* [RECORDS SHOWN]

======

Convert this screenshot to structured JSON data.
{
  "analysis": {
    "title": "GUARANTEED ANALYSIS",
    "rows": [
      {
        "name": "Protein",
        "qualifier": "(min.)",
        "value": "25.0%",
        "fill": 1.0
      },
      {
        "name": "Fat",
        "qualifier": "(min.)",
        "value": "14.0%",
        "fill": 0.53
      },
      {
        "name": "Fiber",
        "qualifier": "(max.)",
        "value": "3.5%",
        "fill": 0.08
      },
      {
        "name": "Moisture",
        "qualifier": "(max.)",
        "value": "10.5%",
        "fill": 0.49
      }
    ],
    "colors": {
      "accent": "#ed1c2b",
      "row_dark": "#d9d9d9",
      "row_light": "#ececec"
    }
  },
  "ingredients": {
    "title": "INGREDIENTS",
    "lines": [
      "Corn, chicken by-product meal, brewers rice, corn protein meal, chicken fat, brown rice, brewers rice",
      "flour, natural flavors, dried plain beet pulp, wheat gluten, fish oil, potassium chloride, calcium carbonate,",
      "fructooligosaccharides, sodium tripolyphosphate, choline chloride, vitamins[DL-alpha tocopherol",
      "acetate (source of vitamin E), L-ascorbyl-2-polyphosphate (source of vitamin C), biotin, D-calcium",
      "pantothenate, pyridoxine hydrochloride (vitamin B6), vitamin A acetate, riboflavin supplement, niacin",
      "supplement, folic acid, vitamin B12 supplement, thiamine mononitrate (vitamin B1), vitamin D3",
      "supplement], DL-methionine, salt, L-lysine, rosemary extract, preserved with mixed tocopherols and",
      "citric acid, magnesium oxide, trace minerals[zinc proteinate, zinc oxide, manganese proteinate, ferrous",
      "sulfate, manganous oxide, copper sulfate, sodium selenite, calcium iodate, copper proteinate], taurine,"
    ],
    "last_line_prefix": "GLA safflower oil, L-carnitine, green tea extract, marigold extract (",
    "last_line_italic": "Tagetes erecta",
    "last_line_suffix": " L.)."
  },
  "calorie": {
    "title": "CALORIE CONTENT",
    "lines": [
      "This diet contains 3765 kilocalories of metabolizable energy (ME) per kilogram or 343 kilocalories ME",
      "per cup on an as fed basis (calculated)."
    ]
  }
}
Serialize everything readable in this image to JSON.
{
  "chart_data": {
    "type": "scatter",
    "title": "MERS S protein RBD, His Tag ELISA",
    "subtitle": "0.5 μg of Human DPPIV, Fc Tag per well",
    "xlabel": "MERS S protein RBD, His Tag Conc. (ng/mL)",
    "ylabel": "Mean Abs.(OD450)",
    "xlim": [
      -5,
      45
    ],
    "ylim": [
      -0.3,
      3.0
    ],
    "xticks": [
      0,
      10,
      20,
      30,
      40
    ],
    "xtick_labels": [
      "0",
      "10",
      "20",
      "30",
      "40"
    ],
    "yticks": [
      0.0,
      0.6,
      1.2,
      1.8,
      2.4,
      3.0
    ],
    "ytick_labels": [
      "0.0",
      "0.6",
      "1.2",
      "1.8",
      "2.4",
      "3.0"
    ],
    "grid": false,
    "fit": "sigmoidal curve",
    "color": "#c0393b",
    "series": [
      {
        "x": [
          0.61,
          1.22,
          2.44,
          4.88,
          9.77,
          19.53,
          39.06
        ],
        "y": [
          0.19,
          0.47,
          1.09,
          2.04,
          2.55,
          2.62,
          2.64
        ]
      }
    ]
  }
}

======

* [PROMPT]
The records above need to be retyped in full, exactly as given.

* [WRITTEN SOLUTION]
Convert this screenshot to structured JSON data.
{
  "analysis": {
    "title": "GUARANTEED ANALYSIS",
    "rows": [
      {
        "name": "Protein",
        "qualifier": "(min.)",
        "value": "25.0%",
        "fill": 1.0
      },
      {
        "name": "Fat",
        "qualifier": "(min.)",
        "value": "14.0%",
        "fill": 0.53
      },
      {
        "name": "Fiber",
        "qualifier": "(max.)",
        "value": "3.5%",
        "fill": 0.08
      },
      {
        "name": "Moisture",
        "qualifier": "(max.)",
        "value": "10.5%",
        "fill": 0.49
      }
    ],
    "colors": {
      "accent": "#ed1c2b",
      "row_dark": "#d9d9d9",
      "row_light": "#ececec"
    }
  },
  "ingredients": {
    "title": "INGREDIENTS",
    "lines": [
      "Corn, chicken by-product meal, brewers rice, corn protein meal, chicken fat, brown rice, brewers rice",
      "flour, natural flavors, dried plain beet pulp, wheat gluten, fish oil, potassium chloride, calcium carbonate,",
      "fructooligosaccharides, sodium tripolyphosphate, choline chloride, vitamins[DL-alpha tocopherol",
      "acetate (source of vitamin E), L-ascorbyl-2-polyphosphate (source of vitamin C), biotin, D-calcium",
      "pantothenate, pyridoxine hydrochloride (vitamin B6), vitamin A acetate, riboflavin supplement, niacin",
      "supplement, folic acid, vitamin B12 supplement, thiamine mononitrate (vitamin B1), vitamin D3",
      "supplement], DL-methionine, salt, L-lysine, rosemary extract, preserved with mixed tocopherols and",
      "citric acid, magnesium oxide, trace minerals[zinc proteinate, zinc oxide, manganese proteinate, ferrous",
      "sulfate, manganous oxide, copper sulfate, sodium selenite, calcium iodate, copper proteinate], taurine,"
    ],
    "last_line_prefix": "GLA safflower oil, L-carnitine, green tea extract, marigold extract (",
    "last_line_italic": "Tagetes erecta",
    "last_line_suffix": " L.)."
  },
  "calorie": {
    "title": "CALORIE CONTENT",
    "lines": [
      "This diet contains 3765 kilocalories of metabolizable energy (ME) per kilogram or 343 kilocalories ME",
      "per cup on an as fed basis (calculated)."
    ]
  }
}
Serialize everything readable in this image to JSON.
{
  "chart_data": {
    "type": "scatter",
    "title": "MERS S protein RBD, His Tag ELISA",
    "subtitle": "0.5 μg of Human DPPIV, Fc Tag per well",
    "xlabel": "MERS S protein RBD, His Tag Conc. (ng/mL)",
    "ylabel": "Mean Abs.(OD450)",
    "xlim": [
      -5,
      45
    ],
    "ylim": [
      -0.3,
      3.0
    ],
    "xticks": [
      0,
      10,
      20,
      30,
      40
    ],
    "xtick_labels": [
      "0",
      "10",
      "20",
      "30",
      "40"
    ],
    "yticks": [
      0.0,
      0.6,
      1.2,
      1.8,
      2.4,
      3.0
    ],
    "ytick_labels": [
      "0.0",
      "0.6",
      "1.2",
      "1.8",
      "2.4",
      "3.0"
    ],
    "grid": false,
    "fit": "sigmoidal curve",
    "color": "#c0393b",
    "series": [
      {
        "x": [
          0.61,
          1.22,
          2.44,
          4.88,
          9.77,
          19.53,
          39.06
        ],
        "y": [
          0.19,
          0.47,
          1.09,
          2.04,
          2.55,
          2.62,
          2.64
        ]
      }
    ]
  }
}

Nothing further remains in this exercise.